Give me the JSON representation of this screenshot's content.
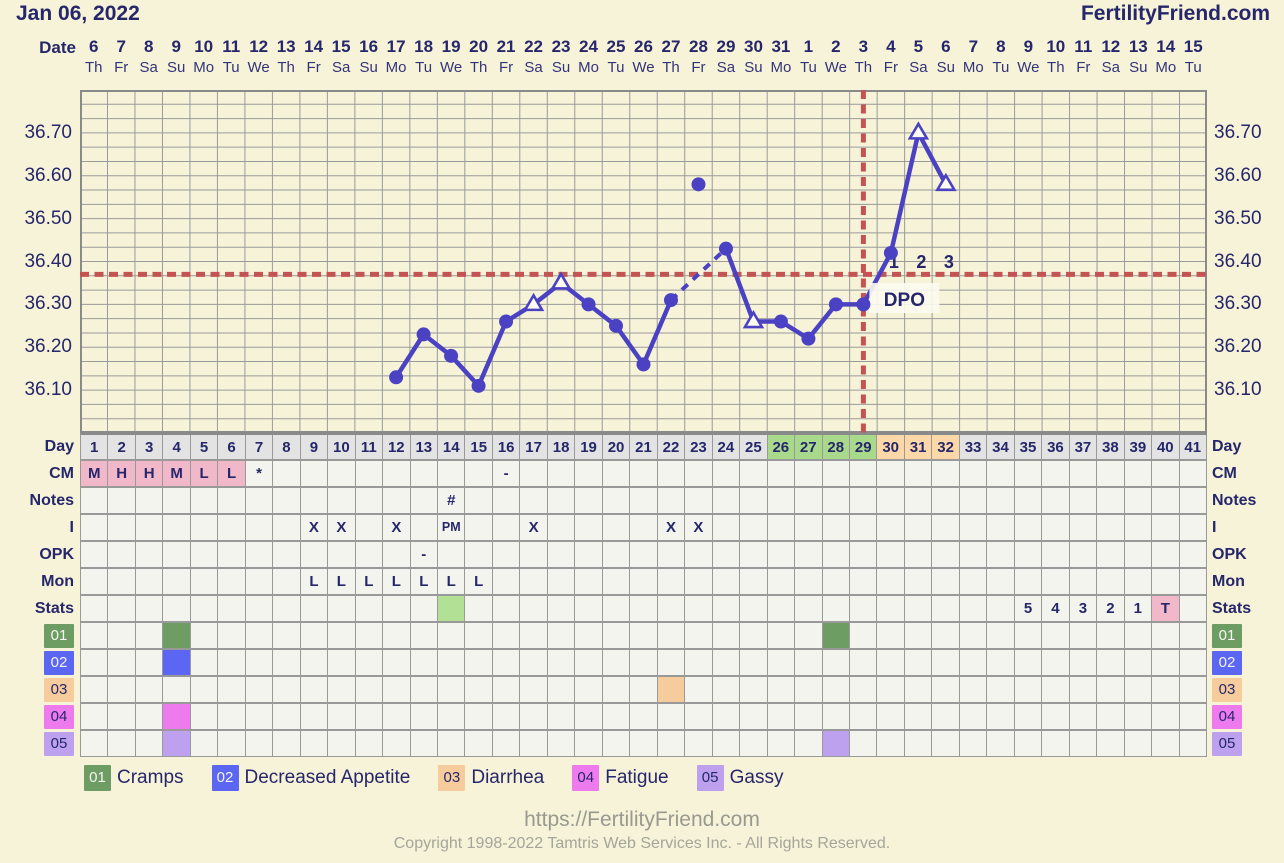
{
  "header": {
    "title": "Jan 06, 2022",
    "brand": "FertilityFriend.com"
  },
  "date_header": {
    "label": "Date",
    "dates": [
      "6",
      "7",
      "8",
      "9",
      "10",
      "11",
      "12",
      "13",
      "14",
      "15",
      "16",
      "17",
      "18",
      "19",
      "20",
      "21",
      "22",
      "23",
      "24",
      "25",
      "26",
      "27",
      "28",
      "29",
      "30",
      "31",
      "1",
      "2",
      "3",
      "4",
      "5",
      "6",
      "7",
      "8",
      "9",
      "10",
      "11",
      "12",
      "13",
      "14",
      "15"
    ],
    "weekdays": [
      "Th",
      "Fr",
      "Sa",
      "Su",
      "Mo",
      "Tu",
      "We",
      "Th",
      "Fr",
      "Sa",
      "Su",
      "Mo",
      "Tu",
      "We",
      "Th",
      "Fr",
      "Sa",
      "Su",
      "Mo",
      "Tu",
      "We",
      "Th",
      "Fr",
      "Sa",
      "Su",
      "Mo",
      "Tu",
      "We",
      "Th",
      "Fr",
      "Sa",
      "Su",
      "Mo",
      "Tu",
      "We",
      "Th",
      "Fr",
      "Sa",
      "Su",
      "Mo",
      "Tu"
    ]
  },
  "chart_data": {
    "type": "line",
    "title": "Basal body temperature chart",
    "ylabel": "Temperature (Celsius)",
    "yticks": [
      "36.70",
      "36.60",
      "36.50",
      "36.40",
      "36.30",
      "36.20",
      "36.10"
    ],
    "ylim": [
      36.0,
      36.8
    ],
    "total_days": 41,
    "points": [
      {
        "day": 12,
        "temp": 36.13,
        "marker": "circle"
      },
      {
        "day": 13,
        "temp": 36.23,
        "marker": "circle"
      },
      {
        "day": 14,
        "temp": 36.18,
        "marker": "circle"
      },
      {
        "day": 15,
        "temp": 36.11,
        "marker": "circle"
      },
      {
        "day": 16,
        "temp": 36.26,
        "marker": "circle"
      },
      {
        "day": 17,
        "temp": 36.3,
        "marker": "triangle"
      },
      {
        "day": 18,
        "temp": 36.35,
        "marker": "triangle"
      },
      {
        "day": 19,
        "temp": 36.3,
        "marker": "circle"
      },
      {
        "day": 20,
        "temp": 36.25,
        "marker": "circle"
      },
      {
        "day": 21,
        "temp": 36.16,
        "marker": "circle"
      },
      {
        "day": 22,
        "temp": 36.31,
        "marker": "circle"
      },
      {
        "day": 23,
        "temp": 36.58,
        "marker": "circle",
        "excluded": true
      },
      {
        "day": 24,
        "temp": 36.43,
        "marker": "circle"
      },
      {
        "day": 25,
        "temp": 36.26,
        "marker": "triangle"
      },
      {
        "day": 26,
        "temp": 36.26,
        "marker": "circle"
      },
      {
        "day": 27,
        "temp": 36.22,
        "marker": "circle"
      },
      {
        "day": 28,
        "temp": 36.3,
        "marker": "circle"
      },
      {
        "day": 29,
        "temp": 36.3,
        "marker": "circle"
      },
      {
        "day": 30,
        "temp": 36.42,
        "marker": "circle"
      },
      {
        "day": 31,
        "temp": 36.7,
        "marker": "triangle"
      },
      {
        "day": 32,
        "temp": 36.58,
        "marker": "triangle"
      }
    ],
    "dashed_segments": [
      [
        22,
        24
      ]
    ],
    "coverline_temp": 36.37,
    "ovulation_day": 29,
    "dpo": {
      "label": "DPO",
      "numbers": [
        {
          "day": 30,
          "text": "1"
        },
        {
          "day": 31,
          "text": "2"
        },
        {
          "day": 32,
          "text": "3"
        }
      ]
    },
    "legend_position": "none",
    "grid": true
  },
  "table": {
    "day_row": {
      "label": "Day",
      "count": 41,
      "green_days": [
        26,
        27,
        28,
        29
      ],
      "peach_days": [
        30,
        31,
        32
      ]
    },
    "rows": [
      {
        "id": "cm",
        "label": "CM",
        "cells": [
          {
            "day": 1,
            "text": "M",
            "bg": "pink"
          },
          {
            "day": 2,
            "text": "H",
            "bg": "pink"
          },
          {
            "day": 3,
            "text": "H",
            "bg": "pink"
          },
          {
            "day": 4,
            "text": "M",
            "bg": "pink"
          },
          {
            "day": 5,
            "text": "L",
            "bg": "pink"
          },
          {
            "day": 6,
            "text": "L",
            "bg": "pink"
          },
          {
            "day": 7,
            "text": "*"
          },
          {
            "day": 16,
            "text": "-"
          }
        ]
      },
      {
        "id": "notes",
        "label": "Notes",
        "cells": [
          {
            "day": 14,
            "text": "#"
          }
        ]
      },
      {
        "id": "i",
        "label": "I",
        "cells": [
          {
            "day": 9,
            "text": "X"
          },
          {
            "day": 10,
            "text": "X"
          },
          {
            "day": 12,
            "text": "X"
          },
          {
            "day": 14,
            "text": "PM",
            "small": true
          },
          {
            "day": 17,
            "text": "X"
          },
          {
            "day": 22,
            "text": "X"
          },
          {
            "day": 23,
            "text": "X"
          }
        ]
      },
      {
        "id": "opk",
        "label": "OPK",
        "cells": [
          {
            "day": 13,
            "text": "-"
          }
        ]
      },
      {
        "id": "mon",
        "label": "Mon",
        "cells": [
          {
            "day": 9,
            "text": "L"
          },
          {
            "day": 10,
            "text": "L"
          },
          {
            "day": 11,
            "text": "L"
          },
          {
            "day": 12,
            "text": "L"
          },
          {
            "day": 13,
            "text": "L"
          },
          {
            "day": 14,
            "text": "L"
          },
          {
            "day": 15,
            "text": "L"
          }
        ]
      },
      {
        "id": "stats",
        "label": "Stats",
        "cells": [
          {
            "day": 14,
            "bg": "stats-green"
          },
          {
            "day": 35,
            "text": "5"
          },
          {
            "day": 36,
            "text": "4"
          },
          {
            "day": 37,
            "text": "3"
          },
          {
            "day": 38,
            "text": "2"
          },
          {
            "day": 39,
            "text": "1"
          },
          {
            "day": 40,
            "text": "T",
            "bg": "pink"
          }
        ]
      },
      {
        "id": "sym1",
        "label": "01",
        "badge": "sym1",
        "badge_text_white": true,
        "cells": [
          {
            "day": 4,
            "bg": "sym1"
          },
          {
            "day": 28,
            "bg": "sym1"
          }
        ]
      },
      {
        "id": "sym2",
        "label": "02",
        "badge": "sym2",
        "badge_text_white": true,
        "cells": [
          {
            "day": 4,
            "bg": "sym2"
          }
        ]
      },
      {
        "id": "sym3",
        "label": "03",
        "badge": "sym3",
        "badge_text_white": false,
        "cells": [
          {
            "day": 22,
            "bg": "sym3"
          }
        ]
      },
      {
        "id": "sym4",
        "label": "04",
        "badge": "sym4",
        "badge_text_white": false,
        "cells": [
          {
            "day": 4,
            "bg": "sym4"
          }
        ]
      },
      {
        "id": "sym5",
        "label": "05",
        "badge": "sym5",
        "badge_text_white": false,
        "cells": [
          {
            "day": 4,
            "bg": "sym5"
          },
          {
            "day": 28,
            "bg": "sym5"
          }
        ]
      }
    ]
  },
  "legend": [
    {
      "code": "01",
      "label": "Cramps",
      "color": "sym1",
      "text_white": true
    },
    {
      "code": "02",
      "label": "Decreased Appetite",
      "color": "sym2",
      "text_white": true
    },
    {
      "code": "03",
      "label": "Diarrhea",
      "color": "sym3",
      "text_white": false
    },
    {
      "code": "04",
      "label": "Fatigue",
      "color": "sym4",
      "text_white": false
    },
    {
      "code": "05",
      "label": "Gassy",
      "color": "sym5",
      "text_white": false
    }
  ],
  "footer": {
    "url": "https://FertilityFriend.com",
    "copyright": "Copyright 1998-2022 Tamtris Web Services Inc. - All Rights Reserved."
  },
  "colors": {
    "navy_text": "#26266b",
    "background_cream": "#f6f3d8",
    "cell_background": "#f4f4ee",
    "grid_line": "#9a9a9a",
    "temp_line": "#4a42c2",
    "coverline_red": "#c45454",
    "day_gray": "#e3e3e3",
    "day_green": "#a9da8c",
    "day_peach": "#fcd8a8",
    "cm_pink": "#f1b8ca",
    "stats_green": "#b2e095",
    "sym1_green": "#6d9d62",
    "sym2_blue": "#5b67f2",
    "sym3_peach": "#f6cc9d",
    "sym4_magenta": "#ee7bee",
    "sym5_purple": "#bda1ef",
    "footer_gray": "#99998f"
  }
}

_____

**Exercise requirements:**
From the data, pick out every line that includes "title".

**Answer for this exercise:**
    "title": "Jan 06, 2022",
    "title": "Basal body temperature chart",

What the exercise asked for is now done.